> GIVEN PROBLEM
Report every line from the material that contains the word "dash".

> MATERIAL TO PROCESS
......
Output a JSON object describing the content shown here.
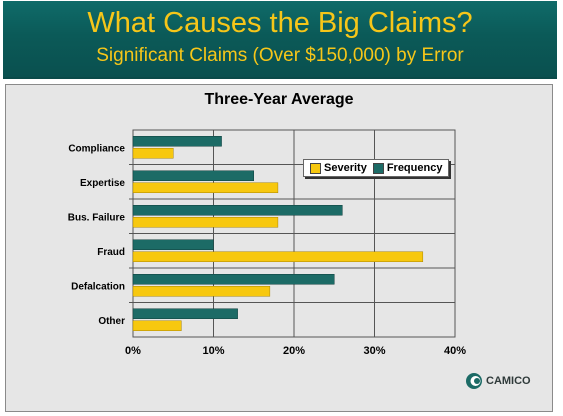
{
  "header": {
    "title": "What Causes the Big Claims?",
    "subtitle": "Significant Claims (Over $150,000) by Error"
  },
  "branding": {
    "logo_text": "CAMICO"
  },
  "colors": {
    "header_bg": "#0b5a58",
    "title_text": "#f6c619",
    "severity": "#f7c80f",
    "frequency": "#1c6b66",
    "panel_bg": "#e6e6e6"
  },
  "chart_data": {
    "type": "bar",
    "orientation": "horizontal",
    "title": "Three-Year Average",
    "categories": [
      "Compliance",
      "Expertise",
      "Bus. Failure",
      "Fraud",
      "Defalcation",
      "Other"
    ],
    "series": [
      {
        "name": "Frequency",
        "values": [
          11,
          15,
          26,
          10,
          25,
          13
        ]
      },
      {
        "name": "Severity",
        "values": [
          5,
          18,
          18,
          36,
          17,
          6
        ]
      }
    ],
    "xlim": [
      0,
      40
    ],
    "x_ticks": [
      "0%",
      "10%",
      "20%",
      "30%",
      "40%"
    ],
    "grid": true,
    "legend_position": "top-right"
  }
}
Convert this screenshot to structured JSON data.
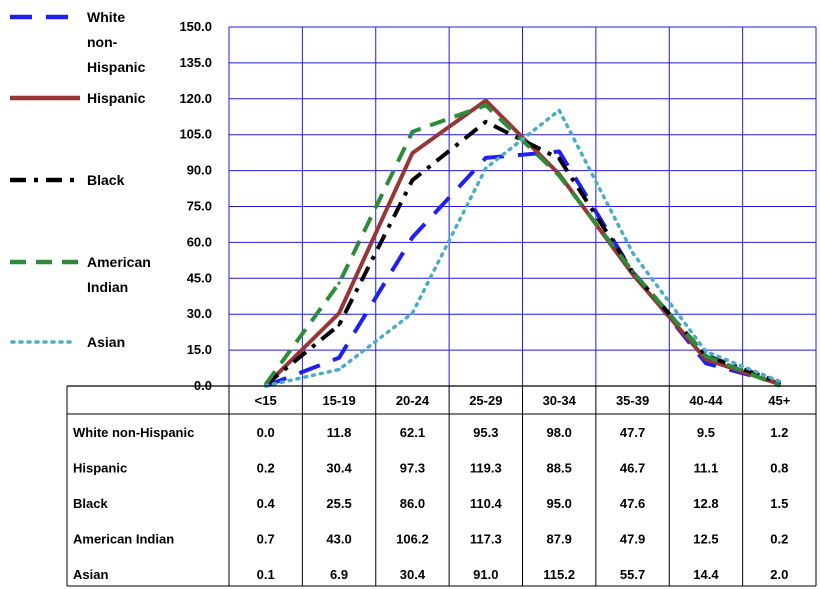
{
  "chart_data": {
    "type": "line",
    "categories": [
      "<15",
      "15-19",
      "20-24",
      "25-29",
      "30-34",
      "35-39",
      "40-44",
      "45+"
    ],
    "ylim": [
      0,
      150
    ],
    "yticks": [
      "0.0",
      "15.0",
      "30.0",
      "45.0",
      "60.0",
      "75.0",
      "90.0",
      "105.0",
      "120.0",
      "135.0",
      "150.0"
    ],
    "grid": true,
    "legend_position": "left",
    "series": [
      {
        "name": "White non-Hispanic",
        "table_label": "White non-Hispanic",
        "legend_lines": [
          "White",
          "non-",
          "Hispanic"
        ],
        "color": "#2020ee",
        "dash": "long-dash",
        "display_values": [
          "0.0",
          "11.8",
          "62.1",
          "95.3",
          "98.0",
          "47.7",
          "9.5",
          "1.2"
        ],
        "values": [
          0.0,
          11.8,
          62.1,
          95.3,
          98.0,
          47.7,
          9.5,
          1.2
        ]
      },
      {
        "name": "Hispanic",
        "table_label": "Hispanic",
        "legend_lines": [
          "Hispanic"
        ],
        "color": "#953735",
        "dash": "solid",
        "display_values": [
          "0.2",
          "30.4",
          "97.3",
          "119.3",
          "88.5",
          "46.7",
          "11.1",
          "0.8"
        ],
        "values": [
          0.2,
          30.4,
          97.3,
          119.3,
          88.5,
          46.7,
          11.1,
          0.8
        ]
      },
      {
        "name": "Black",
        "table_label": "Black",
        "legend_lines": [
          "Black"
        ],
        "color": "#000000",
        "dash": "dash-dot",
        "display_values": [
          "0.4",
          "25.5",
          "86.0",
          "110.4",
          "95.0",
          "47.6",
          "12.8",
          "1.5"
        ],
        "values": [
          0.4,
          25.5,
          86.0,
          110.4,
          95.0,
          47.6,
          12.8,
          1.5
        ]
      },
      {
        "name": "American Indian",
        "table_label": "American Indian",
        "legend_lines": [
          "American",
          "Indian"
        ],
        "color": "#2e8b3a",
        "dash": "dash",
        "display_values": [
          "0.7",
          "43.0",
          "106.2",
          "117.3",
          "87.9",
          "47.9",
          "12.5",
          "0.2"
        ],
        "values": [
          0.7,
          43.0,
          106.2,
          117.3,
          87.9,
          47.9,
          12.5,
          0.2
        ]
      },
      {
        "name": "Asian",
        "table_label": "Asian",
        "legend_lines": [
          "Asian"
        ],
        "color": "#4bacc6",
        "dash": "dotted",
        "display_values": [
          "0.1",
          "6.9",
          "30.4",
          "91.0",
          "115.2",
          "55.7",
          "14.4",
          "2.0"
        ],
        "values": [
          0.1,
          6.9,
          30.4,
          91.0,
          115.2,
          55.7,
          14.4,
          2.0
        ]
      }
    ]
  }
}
......
> THE RESPONSE
        "dash": "long-dash",
        "dash": "solid",
        "dash": "dash-dot",
        "dash": "dash",
        "dash": "dotted",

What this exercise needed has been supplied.